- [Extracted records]

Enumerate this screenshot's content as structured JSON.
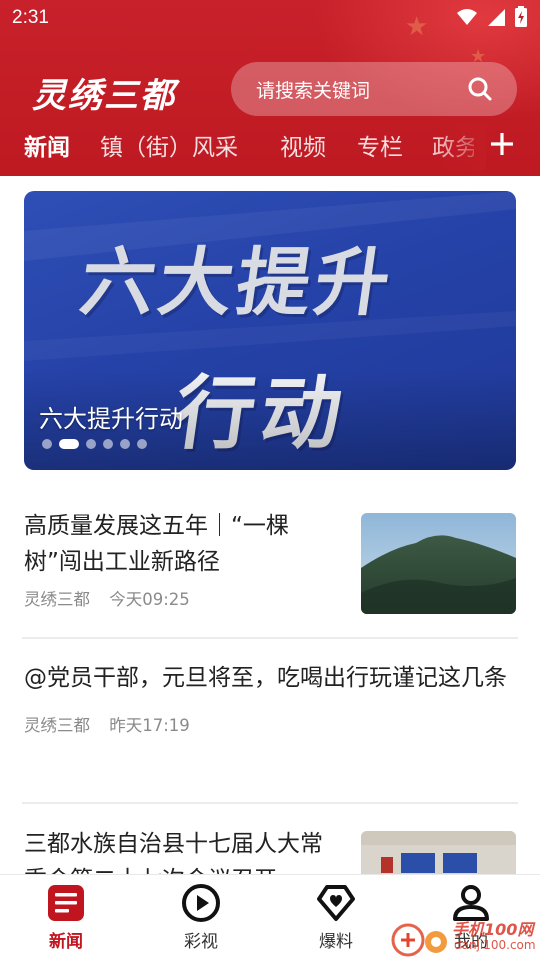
{
  "status_bar": {
    "time": "2:31"
  },
  "header": {
    "brand": "灵绣三都",
    "search_placeholder": "请搜索关键词",
    "tabs": [
      {
        "label": "新闻",
        "active": true
      },
      {
        "label": "镇（街）风采",
        "active": false
      },
      {
        "label": "视频",
        "active": false
      },
      {
        "label": "专栏",
        "active": false
      },
      {
        "label": "政务",
        "active": false
      }
    ],
    "accent_color": "#c21c25"
  },
  "banner": {
    "headline_line1": "六大提升",
    "headline_line2": "行动",
    "caption": "六大提升行动",
    "slide_count": 6,
    "active_slide": 2
  },
  "news": [
    {
      "title": "高质量发展这五年｜“一棵树”闯出工业新路径",
      "source": "灵绣三都",
      "time": "今天09:25",
      "has_image": true
    },
    {
      "title": "@党员干部，元旦将至，吃喝出行玩谨记这几条",
      "source": "灵绣三都",
      "time": "昨天17:19",
      "has_image": false
    },
    {
      "title": "三都水族自治县十七届人大常委会第二十七次会议召开",
      "source": "",
      "time": "",
      "has_image": true
    }
  ],
  "bottom_nav": [
    {
      "label": "新闻",
      "icon": "news-icon",
      "active": true
    },
    {
      "label": "彩视",
      "icon": "play-circle-icon",
      "active": false
    },
    {
      "label": "爆料",
      "icon": "heart-diamond-icon",
      "active": false
    },
    {
      "label": "我的",
      "icon": "user-icon",
      "active": false
    }
  ],
  "watermark": {
    "text": "手机100网",
    "sub": "danji100.com"
  }
}
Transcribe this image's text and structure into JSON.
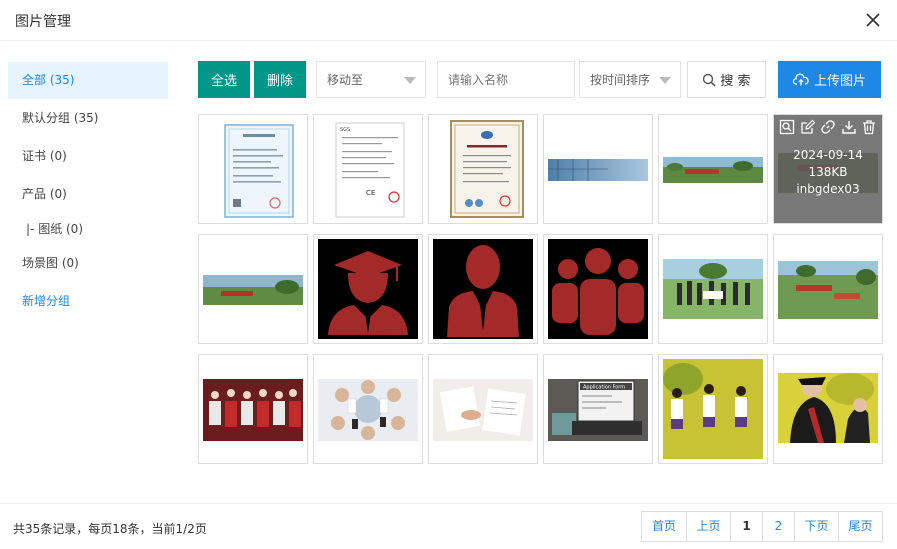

- [Set exercise] Select all lines with the word "text" from the entries above.

- [Exercise answer]
    "text": "手机100网",
Transcribe this image's text and structure into JSON.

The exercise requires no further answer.